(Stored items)
◇ ◇ ◇ ◇ ◇

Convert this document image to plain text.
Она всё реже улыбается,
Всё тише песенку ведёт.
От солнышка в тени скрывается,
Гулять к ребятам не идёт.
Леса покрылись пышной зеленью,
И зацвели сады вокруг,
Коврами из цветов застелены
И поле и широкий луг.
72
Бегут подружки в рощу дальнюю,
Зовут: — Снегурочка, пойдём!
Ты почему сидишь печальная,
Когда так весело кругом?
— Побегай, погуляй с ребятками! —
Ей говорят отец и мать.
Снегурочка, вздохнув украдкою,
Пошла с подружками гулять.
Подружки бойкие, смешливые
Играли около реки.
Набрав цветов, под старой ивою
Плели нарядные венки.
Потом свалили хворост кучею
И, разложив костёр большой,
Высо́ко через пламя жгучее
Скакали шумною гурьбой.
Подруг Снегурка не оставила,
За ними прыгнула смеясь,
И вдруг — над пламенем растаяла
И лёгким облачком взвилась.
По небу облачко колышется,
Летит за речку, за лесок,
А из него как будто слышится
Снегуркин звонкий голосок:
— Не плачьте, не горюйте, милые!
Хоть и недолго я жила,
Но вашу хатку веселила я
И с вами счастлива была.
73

◇ ◇ ◇ ◇ ◇

**The request**
Where a line contains "Снегурочка", copy that line.

**Result**
Зовут: — Снегурочка, пойдём!
Снегурочка, вздохнув украдкою,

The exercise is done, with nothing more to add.